— BEGIN —

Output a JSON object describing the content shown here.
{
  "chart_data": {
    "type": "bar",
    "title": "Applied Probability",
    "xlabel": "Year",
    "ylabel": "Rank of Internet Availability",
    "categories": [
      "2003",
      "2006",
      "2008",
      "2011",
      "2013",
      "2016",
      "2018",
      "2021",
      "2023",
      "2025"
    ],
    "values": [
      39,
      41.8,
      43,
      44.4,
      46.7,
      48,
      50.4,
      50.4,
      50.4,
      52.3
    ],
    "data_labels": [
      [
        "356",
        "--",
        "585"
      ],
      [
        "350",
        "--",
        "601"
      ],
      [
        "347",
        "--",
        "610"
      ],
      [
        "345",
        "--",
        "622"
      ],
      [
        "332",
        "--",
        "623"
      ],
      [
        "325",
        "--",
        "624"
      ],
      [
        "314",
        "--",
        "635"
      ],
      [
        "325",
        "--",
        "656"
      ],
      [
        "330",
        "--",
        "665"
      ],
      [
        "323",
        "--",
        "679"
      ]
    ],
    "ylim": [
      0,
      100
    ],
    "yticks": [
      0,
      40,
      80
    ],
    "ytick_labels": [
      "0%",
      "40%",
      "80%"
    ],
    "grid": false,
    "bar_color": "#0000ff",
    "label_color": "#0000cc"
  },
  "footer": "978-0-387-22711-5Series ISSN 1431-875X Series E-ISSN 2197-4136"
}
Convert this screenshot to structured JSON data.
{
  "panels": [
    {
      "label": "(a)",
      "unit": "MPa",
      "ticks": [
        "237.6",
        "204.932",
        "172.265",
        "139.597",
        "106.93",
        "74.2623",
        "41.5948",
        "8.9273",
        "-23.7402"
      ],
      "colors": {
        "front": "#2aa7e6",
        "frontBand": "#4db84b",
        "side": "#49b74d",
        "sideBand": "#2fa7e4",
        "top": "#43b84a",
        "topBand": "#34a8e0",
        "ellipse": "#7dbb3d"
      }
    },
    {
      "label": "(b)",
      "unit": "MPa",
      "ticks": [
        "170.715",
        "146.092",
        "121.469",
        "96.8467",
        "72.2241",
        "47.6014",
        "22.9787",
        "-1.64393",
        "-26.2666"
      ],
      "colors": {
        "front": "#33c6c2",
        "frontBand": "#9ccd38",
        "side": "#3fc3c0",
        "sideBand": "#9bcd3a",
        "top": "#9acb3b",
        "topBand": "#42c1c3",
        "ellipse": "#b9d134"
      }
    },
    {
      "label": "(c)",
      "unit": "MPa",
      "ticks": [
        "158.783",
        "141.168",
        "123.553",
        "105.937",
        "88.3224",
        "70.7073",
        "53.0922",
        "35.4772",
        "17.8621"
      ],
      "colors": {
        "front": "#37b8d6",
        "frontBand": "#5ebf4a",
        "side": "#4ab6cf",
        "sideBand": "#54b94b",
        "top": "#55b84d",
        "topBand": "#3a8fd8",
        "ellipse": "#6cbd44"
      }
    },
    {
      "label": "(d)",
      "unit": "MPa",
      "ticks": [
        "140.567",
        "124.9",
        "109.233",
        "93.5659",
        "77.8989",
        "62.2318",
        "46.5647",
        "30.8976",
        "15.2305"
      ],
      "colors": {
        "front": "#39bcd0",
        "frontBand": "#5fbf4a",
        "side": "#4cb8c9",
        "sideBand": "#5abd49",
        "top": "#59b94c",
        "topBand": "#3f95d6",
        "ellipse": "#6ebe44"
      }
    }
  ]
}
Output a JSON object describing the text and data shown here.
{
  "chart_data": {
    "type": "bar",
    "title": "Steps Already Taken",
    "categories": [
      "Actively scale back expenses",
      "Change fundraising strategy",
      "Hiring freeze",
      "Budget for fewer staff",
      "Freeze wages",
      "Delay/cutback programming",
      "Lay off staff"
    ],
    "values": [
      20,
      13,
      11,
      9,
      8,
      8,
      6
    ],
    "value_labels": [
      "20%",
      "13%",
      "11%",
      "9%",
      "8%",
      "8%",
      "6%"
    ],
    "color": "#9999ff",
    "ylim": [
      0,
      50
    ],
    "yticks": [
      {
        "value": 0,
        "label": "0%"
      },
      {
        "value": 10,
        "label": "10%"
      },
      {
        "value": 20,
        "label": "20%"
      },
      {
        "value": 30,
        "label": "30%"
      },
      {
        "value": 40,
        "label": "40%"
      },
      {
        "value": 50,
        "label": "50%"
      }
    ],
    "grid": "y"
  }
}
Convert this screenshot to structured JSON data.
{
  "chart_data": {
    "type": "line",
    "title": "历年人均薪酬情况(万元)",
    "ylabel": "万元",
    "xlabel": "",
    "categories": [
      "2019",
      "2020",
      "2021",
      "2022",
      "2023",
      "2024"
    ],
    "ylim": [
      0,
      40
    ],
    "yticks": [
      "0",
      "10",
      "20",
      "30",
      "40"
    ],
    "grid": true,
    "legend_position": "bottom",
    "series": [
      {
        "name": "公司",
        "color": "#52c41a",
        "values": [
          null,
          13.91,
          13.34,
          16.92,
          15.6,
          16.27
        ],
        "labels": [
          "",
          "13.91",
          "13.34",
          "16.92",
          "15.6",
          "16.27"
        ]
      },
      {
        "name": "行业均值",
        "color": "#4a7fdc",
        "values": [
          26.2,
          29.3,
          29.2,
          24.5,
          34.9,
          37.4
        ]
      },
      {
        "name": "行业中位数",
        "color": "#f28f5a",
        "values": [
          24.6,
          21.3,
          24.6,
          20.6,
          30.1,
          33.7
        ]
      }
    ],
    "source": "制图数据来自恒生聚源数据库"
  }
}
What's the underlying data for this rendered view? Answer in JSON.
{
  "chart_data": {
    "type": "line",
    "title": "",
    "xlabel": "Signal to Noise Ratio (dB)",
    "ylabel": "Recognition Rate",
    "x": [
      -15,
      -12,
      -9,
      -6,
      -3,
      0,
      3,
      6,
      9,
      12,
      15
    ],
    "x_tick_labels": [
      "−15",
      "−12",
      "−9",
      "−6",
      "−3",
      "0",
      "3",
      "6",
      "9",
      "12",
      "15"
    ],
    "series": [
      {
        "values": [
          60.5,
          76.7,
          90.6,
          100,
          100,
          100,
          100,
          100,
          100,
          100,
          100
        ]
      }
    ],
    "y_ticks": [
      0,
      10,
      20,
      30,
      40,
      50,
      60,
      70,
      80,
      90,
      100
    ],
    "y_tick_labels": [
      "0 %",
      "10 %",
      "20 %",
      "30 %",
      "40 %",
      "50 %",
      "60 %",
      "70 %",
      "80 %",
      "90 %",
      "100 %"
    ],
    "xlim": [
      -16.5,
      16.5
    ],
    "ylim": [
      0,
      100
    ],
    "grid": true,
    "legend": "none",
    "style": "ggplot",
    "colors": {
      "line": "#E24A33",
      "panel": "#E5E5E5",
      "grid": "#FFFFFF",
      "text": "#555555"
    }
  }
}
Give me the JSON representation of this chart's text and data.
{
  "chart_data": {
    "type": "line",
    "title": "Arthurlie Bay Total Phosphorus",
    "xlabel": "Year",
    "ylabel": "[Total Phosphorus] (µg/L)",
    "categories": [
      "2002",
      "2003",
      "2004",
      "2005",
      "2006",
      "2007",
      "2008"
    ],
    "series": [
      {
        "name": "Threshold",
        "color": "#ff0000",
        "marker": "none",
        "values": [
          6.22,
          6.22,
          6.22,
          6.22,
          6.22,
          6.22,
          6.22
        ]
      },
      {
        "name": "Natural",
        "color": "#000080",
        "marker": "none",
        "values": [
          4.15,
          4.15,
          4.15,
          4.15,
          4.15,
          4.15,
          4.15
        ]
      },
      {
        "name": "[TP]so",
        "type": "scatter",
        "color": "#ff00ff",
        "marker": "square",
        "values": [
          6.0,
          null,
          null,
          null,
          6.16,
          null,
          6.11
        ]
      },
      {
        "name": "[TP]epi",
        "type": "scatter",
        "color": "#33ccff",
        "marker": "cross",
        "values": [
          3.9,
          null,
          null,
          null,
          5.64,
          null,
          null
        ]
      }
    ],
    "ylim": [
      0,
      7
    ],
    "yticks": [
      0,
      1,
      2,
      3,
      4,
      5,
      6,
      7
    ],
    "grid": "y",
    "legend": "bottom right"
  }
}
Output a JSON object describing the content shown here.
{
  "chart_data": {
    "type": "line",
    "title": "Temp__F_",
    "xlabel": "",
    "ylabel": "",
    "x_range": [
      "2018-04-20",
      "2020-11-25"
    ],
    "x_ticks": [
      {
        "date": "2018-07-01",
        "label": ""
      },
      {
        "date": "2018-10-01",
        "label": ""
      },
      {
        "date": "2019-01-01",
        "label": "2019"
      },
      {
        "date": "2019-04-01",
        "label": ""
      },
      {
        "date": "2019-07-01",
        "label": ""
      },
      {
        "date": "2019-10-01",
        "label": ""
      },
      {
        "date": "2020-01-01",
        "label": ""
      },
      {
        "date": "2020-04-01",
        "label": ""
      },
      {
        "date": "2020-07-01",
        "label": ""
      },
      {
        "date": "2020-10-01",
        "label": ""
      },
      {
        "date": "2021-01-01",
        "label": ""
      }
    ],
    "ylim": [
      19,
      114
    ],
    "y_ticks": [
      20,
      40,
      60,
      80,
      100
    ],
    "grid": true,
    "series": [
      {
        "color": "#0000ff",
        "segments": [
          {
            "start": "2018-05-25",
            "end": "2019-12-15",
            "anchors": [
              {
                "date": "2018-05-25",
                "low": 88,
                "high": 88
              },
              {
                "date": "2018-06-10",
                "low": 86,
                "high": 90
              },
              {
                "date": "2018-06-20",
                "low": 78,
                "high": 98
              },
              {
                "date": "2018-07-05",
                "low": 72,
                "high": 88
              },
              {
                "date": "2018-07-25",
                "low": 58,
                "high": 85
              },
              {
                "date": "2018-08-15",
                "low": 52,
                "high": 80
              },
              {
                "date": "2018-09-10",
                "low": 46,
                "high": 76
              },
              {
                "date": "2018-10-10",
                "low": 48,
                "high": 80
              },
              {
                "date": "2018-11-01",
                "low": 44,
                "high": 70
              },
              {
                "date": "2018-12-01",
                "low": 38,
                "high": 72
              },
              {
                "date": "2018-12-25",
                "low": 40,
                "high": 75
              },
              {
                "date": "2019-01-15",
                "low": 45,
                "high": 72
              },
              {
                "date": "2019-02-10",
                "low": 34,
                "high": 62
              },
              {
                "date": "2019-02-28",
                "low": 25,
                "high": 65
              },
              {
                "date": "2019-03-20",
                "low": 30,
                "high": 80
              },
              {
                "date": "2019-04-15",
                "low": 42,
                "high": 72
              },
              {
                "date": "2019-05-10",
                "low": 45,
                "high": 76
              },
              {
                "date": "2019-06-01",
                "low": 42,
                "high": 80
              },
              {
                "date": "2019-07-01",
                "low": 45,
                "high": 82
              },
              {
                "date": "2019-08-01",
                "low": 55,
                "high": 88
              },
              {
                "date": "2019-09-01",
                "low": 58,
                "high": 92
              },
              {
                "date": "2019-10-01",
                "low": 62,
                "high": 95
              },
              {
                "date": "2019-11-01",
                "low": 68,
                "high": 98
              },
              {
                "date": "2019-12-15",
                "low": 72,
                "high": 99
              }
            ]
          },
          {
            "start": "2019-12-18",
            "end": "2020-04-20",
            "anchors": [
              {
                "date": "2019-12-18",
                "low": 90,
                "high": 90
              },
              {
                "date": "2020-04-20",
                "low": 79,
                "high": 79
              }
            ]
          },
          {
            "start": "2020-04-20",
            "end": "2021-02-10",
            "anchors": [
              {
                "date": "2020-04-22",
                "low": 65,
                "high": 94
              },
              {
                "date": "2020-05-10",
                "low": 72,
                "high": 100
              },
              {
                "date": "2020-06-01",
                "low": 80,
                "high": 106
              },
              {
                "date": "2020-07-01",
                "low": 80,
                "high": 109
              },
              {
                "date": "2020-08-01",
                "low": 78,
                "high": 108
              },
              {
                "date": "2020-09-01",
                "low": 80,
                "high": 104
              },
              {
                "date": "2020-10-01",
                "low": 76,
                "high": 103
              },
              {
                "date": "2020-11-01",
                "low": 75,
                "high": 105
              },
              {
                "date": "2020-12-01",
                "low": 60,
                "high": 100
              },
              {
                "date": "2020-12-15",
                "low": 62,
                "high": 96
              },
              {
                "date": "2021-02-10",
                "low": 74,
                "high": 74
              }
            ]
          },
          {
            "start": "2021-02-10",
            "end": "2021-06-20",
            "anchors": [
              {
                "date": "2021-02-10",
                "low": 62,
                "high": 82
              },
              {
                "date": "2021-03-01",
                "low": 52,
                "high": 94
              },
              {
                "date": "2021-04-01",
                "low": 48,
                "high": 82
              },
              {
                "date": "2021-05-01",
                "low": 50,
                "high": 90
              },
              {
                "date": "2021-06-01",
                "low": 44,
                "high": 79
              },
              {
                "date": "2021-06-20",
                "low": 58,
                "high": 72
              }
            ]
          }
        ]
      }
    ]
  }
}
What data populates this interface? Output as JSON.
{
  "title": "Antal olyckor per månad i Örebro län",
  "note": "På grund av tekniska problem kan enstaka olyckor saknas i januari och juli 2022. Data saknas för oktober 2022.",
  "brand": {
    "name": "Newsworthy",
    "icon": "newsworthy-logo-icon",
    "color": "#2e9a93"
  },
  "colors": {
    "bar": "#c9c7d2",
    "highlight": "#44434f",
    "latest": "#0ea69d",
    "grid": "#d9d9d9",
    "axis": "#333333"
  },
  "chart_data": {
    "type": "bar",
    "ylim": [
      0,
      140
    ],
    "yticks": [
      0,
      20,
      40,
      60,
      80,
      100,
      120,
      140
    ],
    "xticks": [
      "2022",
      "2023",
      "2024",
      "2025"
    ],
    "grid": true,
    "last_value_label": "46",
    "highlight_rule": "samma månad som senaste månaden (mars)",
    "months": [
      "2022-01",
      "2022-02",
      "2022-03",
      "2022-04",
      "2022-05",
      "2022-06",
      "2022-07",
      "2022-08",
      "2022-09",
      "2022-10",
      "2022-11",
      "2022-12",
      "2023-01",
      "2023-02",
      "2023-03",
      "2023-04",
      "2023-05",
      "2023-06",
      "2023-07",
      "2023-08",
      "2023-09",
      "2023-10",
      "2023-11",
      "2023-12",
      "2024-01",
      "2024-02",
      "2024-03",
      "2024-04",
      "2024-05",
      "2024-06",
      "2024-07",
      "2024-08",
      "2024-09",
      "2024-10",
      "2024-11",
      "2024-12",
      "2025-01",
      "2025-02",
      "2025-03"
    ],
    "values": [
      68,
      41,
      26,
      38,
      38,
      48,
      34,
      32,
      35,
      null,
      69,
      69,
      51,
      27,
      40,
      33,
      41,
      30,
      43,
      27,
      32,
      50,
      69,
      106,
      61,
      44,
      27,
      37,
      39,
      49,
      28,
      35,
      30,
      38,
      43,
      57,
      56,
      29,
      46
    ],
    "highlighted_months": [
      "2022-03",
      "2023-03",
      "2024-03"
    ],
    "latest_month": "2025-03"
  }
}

— END —

What to do =>
Every line that holds the string "staff" should be returned.

Result of the task =>
      "Budget for fewer staff",
      "Lay off staff"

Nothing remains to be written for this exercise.